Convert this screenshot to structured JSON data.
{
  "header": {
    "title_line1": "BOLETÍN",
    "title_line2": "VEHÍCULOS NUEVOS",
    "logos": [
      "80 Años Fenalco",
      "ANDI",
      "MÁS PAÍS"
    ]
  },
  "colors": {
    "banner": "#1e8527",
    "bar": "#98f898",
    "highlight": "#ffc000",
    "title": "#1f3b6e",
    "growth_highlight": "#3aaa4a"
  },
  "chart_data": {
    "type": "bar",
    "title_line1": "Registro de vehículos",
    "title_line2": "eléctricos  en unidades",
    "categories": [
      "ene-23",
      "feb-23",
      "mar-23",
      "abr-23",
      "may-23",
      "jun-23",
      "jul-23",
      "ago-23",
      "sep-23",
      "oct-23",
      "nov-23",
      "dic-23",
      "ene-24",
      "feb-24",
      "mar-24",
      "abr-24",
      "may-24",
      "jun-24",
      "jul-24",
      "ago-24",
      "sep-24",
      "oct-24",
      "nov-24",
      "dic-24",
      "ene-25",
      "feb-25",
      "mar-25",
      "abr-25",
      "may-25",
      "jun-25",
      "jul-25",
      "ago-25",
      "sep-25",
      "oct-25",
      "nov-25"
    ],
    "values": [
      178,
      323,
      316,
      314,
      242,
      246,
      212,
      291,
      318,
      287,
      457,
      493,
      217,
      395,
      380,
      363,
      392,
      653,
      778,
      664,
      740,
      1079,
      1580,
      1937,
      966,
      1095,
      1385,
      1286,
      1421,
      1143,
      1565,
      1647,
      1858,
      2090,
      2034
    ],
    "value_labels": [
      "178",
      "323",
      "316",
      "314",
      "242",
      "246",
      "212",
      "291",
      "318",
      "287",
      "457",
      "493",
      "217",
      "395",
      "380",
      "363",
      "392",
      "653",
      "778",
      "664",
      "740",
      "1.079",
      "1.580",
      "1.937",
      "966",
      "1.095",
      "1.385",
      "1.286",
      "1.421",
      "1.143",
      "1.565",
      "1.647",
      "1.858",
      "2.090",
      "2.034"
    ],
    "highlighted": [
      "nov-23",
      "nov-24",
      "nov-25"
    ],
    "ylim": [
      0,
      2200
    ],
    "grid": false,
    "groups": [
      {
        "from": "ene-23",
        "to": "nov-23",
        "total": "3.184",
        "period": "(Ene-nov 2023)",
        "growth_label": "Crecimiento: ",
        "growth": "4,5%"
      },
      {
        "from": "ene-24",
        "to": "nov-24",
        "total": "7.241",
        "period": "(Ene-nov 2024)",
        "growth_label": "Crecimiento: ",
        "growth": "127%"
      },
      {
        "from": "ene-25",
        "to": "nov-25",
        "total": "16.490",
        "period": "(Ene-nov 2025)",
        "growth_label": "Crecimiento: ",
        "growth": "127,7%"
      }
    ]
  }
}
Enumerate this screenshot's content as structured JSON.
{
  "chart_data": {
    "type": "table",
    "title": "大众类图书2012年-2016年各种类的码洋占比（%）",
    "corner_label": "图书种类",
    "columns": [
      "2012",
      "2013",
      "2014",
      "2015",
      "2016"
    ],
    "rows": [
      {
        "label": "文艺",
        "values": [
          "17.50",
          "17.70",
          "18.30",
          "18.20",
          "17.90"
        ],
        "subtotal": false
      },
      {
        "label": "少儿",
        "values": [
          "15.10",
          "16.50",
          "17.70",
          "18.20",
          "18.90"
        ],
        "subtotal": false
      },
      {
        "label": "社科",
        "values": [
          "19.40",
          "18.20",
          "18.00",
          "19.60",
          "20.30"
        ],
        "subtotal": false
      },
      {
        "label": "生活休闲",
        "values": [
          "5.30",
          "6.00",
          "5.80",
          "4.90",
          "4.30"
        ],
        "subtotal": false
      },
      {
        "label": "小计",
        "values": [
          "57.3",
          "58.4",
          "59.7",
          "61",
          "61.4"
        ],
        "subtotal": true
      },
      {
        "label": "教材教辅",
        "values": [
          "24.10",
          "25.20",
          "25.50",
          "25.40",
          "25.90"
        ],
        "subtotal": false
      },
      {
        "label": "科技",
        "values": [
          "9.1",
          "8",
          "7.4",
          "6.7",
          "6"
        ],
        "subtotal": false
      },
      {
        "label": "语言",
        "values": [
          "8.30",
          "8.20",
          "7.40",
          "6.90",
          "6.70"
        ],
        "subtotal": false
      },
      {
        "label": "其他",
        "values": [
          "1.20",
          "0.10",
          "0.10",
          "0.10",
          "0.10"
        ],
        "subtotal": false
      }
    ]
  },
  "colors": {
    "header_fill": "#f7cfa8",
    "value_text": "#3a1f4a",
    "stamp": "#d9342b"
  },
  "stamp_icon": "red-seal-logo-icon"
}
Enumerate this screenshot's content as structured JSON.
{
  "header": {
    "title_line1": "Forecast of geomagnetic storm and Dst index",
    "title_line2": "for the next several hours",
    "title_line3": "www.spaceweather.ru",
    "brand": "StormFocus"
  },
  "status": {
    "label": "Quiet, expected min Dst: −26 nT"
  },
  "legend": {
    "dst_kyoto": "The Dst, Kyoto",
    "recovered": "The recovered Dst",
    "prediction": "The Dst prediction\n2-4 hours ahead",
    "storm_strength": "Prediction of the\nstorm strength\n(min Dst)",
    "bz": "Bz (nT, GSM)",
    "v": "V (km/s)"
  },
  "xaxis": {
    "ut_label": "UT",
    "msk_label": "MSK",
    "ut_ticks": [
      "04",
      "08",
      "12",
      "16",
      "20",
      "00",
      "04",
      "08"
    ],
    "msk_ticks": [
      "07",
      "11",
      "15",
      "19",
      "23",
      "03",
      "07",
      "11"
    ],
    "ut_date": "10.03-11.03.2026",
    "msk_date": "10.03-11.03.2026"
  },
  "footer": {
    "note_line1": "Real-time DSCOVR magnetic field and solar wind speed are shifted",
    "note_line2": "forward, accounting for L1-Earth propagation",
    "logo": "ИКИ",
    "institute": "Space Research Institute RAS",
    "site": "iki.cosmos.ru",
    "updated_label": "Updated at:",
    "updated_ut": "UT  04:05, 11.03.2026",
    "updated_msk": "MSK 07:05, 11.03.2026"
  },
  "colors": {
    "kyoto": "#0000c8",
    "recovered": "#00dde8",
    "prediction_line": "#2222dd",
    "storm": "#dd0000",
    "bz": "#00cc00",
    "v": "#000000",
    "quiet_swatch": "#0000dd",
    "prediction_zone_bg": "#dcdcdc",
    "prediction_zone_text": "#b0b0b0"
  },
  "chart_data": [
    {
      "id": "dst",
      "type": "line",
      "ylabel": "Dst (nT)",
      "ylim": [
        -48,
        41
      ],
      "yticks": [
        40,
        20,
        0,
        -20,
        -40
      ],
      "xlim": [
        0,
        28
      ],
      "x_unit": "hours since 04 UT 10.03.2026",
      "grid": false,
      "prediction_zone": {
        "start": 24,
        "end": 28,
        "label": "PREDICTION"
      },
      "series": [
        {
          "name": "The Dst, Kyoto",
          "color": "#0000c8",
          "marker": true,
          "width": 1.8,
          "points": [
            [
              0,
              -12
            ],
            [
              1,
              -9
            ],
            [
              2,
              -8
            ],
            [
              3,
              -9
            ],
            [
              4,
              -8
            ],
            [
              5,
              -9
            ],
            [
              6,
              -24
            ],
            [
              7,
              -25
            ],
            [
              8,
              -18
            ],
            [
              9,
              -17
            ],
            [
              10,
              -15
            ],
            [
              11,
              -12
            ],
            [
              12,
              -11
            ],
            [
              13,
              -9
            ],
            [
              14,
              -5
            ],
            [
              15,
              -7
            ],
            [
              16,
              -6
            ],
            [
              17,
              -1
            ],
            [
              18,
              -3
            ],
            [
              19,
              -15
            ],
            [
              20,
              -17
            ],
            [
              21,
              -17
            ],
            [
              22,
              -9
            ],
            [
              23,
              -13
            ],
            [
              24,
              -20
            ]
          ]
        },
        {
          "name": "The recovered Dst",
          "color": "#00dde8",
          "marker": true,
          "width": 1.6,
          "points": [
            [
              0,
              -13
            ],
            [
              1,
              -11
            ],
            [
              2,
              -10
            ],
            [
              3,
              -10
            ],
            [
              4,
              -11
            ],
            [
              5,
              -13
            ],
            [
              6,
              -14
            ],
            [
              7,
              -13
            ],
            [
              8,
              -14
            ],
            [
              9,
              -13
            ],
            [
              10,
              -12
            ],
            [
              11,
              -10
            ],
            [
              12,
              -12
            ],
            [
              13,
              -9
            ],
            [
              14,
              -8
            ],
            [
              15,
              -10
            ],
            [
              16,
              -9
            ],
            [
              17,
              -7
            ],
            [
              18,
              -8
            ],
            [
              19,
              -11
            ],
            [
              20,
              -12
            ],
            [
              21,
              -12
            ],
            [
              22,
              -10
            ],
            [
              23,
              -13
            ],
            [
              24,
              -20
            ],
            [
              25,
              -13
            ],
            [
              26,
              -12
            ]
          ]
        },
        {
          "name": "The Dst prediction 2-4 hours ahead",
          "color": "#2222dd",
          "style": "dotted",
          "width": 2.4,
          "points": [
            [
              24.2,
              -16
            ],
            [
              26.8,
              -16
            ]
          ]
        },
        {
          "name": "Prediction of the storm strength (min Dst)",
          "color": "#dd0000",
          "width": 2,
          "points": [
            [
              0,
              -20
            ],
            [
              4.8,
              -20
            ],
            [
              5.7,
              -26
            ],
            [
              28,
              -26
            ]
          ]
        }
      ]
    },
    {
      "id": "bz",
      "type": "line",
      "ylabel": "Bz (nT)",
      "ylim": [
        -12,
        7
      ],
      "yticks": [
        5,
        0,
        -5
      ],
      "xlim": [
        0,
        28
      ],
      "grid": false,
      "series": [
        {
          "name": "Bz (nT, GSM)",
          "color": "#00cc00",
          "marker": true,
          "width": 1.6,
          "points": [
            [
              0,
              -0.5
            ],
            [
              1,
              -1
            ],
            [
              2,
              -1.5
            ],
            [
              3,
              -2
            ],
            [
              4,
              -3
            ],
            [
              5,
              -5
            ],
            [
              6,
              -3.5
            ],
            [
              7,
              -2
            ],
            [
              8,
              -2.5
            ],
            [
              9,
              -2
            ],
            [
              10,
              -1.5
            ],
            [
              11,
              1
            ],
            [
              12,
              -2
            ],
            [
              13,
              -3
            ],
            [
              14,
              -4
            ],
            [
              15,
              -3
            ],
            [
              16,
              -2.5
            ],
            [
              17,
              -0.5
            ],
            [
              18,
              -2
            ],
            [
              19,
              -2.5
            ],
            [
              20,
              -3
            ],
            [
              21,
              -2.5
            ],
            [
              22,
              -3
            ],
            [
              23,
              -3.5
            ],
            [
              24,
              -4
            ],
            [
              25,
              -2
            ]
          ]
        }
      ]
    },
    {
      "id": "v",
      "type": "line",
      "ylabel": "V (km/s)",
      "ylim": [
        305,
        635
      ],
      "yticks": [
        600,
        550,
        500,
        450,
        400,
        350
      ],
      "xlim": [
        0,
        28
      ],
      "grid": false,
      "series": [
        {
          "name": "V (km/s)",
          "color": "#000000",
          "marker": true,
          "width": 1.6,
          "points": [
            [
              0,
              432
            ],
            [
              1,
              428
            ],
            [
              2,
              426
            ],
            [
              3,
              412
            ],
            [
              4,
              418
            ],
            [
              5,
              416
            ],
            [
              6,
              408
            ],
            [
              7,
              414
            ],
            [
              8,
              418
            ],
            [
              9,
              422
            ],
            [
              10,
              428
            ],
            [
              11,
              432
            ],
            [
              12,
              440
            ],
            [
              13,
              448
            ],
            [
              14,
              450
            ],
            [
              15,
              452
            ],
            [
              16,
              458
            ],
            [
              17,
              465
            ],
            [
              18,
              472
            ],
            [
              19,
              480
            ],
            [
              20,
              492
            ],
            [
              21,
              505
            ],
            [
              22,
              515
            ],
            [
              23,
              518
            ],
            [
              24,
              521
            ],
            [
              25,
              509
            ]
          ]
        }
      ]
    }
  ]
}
________________________________________
● Task description
Find all the lines containing "name" in the material, then copy them.

● The result
          "name": "The Dst, Kyoto",
          "name": "The recovered Dst",
          "name": "The Dst prediction 2-4 hours ahead",
          "name": "Prediction of the storm strength (min Dst)",
          "name": "Bz (nT, GSM)",
          "name": "V (km/s)",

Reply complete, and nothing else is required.